Stated exercise —
Extract every line that includes the string "this".

Raw data —
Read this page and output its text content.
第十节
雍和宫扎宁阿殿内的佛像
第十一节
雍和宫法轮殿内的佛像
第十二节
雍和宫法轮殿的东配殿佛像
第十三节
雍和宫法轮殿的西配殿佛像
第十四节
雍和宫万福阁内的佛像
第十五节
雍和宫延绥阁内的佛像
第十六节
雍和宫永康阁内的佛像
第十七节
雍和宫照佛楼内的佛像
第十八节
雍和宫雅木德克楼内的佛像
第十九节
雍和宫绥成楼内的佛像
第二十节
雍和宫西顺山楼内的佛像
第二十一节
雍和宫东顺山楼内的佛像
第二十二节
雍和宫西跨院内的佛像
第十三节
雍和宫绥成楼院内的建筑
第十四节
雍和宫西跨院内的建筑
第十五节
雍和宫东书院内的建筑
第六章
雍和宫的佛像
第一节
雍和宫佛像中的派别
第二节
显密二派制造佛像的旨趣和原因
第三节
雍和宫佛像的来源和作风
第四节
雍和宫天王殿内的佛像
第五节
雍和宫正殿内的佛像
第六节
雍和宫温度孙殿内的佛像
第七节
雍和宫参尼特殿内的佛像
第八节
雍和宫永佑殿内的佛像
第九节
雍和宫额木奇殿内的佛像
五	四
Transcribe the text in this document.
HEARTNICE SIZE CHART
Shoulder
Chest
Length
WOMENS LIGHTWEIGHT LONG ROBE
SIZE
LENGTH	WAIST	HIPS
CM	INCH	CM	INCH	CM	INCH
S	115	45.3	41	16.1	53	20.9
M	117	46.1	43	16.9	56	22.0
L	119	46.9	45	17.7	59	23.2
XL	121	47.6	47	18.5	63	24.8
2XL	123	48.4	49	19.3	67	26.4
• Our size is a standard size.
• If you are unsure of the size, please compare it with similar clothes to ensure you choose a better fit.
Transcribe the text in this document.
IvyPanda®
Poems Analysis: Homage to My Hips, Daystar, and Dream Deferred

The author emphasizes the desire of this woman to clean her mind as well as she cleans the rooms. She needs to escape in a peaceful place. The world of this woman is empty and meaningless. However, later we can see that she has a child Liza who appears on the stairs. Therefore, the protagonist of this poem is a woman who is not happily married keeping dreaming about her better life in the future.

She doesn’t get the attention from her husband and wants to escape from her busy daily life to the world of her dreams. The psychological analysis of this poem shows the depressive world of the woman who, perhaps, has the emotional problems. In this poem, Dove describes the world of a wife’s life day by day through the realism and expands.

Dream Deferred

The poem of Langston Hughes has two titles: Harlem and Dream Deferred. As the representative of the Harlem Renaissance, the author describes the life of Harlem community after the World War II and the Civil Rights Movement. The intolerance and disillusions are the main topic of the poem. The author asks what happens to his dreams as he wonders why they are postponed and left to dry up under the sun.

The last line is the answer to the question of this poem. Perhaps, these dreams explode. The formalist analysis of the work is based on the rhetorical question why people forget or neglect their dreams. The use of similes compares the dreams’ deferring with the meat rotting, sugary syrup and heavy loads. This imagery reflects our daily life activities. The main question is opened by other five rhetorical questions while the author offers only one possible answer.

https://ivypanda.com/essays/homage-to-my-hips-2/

Expected answer —
Read this page and output its text content.
Transcribe the text in this document.
Transcribe the text in this document.
The author emphasizes the desire of this woman to clean her mind as well as she cleans the rooms. She needs to escape in a peaceful place. The world of this woman is empty and meaningless. However, later we can see that she has a child Liza who appears on the stairs. Therefore, the protagonist of this poem is a woman who is not happily married keeping dreaming about her better life in the future.
She doesn’t get the attention from her husband and wants to escape from her busy daily life to the world of her dreams. The psychological analysis of this poem shows the depressive world of the woman who, perhaps, has the emotional problems. In this poem, Dove describes the world of a wife’s life day by day through the realism and expands.
The last line is the answer to the question of this poem. Perhaps, these dreams explode. The formalist analysis of the work is based on the rhetorical question why people forget or neglect their dreams. The use of similes compares the dreams’ deferring with the meat rotting, sugary syrup and heavy loads. This imagery reflects our daily life activities. The main question is opened by other five rhetorical questions while the author offers only one possible answer.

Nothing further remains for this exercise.